• _Your objective_
Turn the part of the rows that opens with the line containing "bar-month-2 <box>83 56 91 395</box>" and closes with the line containing "y-tick-label: 0.0 <box>35 388 54 402</box>" into a numbered list, including both of those lines and omitting any blank lines.
━━ Excerpted records ━━
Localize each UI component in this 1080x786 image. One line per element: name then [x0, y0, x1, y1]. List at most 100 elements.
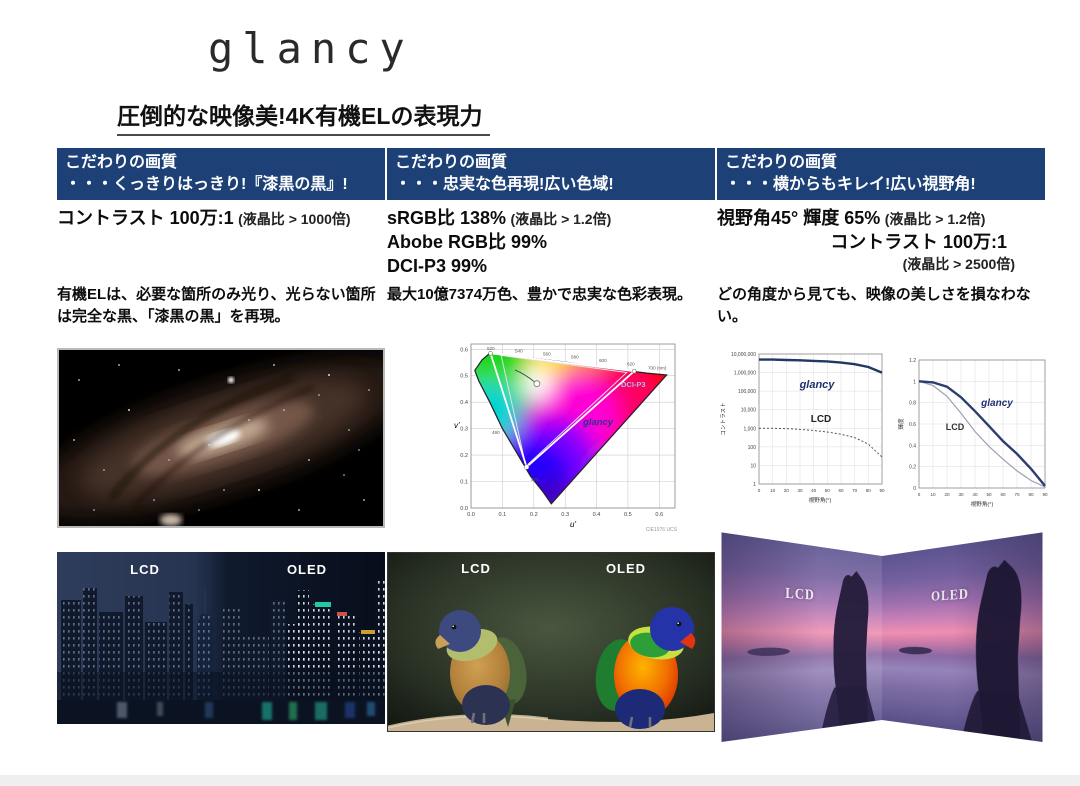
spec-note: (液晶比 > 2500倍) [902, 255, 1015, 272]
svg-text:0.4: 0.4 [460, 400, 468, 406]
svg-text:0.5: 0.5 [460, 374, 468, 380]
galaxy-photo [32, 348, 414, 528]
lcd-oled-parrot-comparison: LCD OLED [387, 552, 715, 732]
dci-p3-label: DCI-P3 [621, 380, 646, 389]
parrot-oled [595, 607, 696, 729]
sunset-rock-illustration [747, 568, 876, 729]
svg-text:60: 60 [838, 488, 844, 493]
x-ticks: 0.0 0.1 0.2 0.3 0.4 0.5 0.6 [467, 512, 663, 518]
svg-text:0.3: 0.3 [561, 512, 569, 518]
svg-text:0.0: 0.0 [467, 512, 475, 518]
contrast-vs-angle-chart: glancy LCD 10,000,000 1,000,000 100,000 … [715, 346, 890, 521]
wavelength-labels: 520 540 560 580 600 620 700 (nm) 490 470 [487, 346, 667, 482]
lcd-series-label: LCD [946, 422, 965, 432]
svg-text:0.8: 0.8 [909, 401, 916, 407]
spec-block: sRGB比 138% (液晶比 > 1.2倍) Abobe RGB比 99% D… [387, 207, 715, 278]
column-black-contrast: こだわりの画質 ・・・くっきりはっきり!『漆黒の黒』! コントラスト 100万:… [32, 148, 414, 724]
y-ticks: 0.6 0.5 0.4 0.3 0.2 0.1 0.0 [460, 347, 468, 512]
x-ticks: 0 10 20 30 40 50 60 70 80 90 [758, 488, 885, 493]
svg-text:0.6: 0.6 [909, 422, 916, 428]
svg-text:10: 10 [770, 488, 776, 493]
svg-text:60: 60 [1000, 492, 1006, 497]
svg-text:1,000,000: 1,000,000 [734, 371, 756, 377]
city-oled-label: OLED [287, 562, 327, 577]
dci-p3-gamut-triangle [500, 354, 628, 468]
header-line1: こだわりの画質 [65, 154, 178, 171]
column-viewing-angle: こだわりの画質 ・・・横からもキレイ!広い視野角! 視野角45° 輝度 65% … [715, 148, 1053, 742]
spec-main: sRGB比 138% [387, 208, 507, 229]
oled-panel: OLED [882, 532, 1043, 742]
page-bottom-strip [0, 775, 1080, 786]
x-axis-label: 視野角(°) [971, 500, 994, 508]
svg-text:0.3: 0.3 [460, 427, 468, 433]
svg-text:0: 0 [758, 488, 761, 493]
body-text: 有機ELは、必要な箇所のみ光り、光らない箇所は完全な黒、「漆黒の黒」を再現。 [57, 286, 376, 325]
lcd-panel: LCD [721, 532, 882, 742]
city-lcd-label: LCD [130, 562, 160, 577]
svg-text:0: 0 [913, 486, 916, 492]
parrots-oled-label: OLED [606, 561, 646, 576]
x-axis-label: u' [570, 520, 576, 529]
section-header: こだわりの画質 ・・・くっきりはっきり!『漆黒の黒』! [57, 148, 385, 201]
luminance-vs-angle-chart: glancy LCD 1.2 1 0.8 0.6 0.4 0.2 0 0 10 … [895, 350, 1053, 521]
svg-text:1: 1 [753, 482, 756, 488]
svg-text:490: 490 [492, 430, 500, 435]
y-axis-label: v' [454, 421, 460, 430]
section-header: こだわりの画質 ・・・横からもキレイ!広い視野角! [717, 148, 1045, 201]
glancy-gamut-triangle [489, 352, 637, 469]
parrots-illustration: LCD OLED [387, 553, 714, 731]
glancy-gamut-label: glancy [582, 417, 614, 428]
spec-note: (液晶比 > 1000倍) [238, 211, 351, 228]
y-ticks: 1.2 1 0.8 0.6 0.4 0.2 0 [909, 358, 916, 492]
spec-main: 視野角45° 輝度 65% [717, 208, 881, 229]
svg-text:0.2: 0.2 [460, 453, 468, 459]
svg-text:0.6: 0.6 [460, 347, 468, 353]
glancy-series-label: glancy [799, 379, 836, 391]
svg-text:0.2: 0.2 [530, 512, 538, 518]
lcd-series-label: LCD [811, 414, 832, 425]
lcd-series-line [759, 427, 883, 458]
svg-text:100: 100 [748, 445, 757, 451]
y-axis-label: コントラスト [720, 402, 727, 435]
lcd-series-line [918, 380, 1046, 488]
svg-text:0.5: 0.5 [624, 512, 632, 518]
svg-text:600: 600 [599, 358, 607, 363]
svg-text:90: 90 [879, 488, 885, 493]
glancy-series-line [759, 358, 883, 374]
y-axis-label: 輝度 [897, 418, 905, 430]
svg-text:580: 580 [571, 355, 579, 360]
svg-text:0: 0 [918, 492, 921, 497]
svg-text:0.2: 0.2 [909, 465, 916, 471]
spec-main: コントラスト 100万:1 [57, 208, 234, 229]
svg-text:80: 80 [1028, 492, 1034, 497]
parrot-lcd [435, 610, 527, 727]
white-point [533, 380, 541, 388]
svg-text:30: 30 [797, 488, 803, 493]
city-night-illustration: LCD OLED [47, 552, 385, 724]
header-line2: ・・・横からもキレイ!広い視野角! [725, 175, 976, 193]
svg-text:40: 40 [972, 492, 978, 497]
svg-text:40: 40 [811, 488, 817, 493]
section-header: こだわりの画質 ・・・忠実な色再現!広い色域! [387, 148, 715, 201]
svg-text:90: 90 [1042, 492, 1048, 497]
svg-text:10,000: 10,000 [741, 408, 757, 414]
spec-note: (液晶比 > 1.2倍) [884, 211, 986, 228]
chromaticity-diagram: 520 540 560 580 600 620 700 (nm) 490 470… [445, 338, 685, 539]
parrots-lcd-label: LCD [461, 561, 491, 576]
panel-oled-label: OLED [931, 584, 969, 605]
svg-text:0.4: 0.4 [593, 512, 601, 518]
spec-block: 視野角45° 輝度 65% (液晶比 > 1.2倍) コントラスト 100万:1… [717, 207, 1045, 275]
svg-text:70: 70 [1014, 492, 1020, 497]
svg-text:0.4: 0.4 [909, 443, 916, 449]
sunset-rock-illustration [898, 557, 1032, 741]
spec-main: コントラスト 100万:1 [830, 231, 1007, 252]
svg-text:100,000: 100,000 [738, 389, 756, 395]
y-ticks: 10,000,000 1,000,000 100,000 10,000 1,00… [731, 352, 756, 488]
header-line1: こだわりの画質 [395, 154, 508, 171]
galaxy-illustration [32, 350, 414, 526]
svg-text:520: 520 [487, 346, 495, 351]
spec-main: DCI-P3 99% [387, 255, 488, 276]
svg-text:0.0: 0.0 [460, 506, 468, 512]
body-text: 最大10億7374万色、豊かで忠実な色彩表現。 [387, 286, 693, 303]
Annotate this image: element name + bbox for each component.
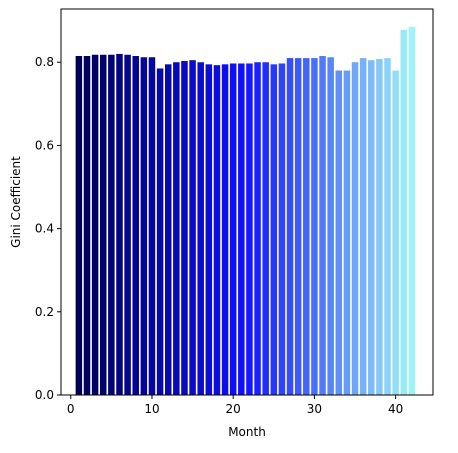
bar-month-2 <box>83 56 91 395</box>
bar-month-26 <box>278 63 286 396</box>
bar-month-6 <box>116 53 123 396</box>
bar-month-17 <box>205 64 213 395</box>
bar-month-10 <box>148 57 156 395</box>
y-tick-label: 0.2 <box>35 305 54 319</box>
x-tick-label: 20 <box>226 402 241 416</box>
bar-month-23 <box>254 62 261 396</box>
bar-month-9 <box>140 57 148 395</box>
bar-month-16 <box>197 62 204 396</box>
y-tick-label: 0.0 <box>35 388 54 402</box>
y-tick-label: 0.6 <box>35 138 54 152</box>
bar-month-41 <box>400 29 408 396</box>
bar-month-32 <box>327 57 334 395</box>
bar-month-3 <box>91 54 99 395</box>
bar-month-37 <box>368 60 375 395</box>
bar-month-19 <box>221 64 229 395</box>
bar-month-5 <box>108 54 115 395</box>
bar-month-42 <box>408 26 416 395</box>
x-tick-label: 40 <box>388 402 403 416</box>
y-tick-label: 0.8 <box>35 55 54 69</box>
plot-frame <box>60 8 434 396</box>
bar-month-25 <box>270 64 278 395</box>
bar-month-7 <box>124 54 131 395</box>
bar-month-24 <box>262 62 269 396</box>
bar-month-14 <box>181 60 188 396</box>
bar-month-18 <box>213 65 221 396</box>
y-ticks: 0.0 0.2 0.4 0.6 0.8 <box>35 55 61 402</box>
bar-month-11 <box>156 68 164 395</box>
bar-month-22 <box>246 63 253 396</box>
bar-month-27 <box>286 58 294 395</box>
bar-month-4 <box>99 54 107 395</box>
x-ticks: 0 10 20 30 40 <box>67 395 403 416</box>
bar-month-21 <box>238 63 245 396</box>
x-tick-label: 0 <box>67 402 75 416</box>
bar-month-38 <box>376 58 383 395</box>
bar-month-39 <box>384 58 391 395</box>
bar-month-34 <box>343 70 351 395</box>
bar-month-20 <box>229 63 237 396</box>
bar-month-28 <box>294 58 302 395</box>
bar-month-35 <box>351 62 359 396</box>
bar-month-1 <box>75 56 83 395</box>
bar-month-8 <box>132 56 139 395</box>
━━━
• _Written reply_
1. bar-month-2 <box>83 56 91 395</box>
2. bar-month-26 <box>278 63 286 396</box>
3. bar-month-6 <box>116 53 123 396</box>
4. bar-month-17 <box>205 64 213 395</box>
5. bar-month-10 <box>148 57 156 395</box>
6. y-tick-label: 0.2 <box>35 305 54 319</box>
7. x-tick-label: 20 <box>226 402 241 416</box>
8. bar-month-23 <box>254 62 261 396</box>
9. bar-month-9 <box>140 57 148 395</box>
10. bar-month-16 <box>197 62 204 396</box>
11. y-tick-label: 0.0 <box>35 388 54 402</box>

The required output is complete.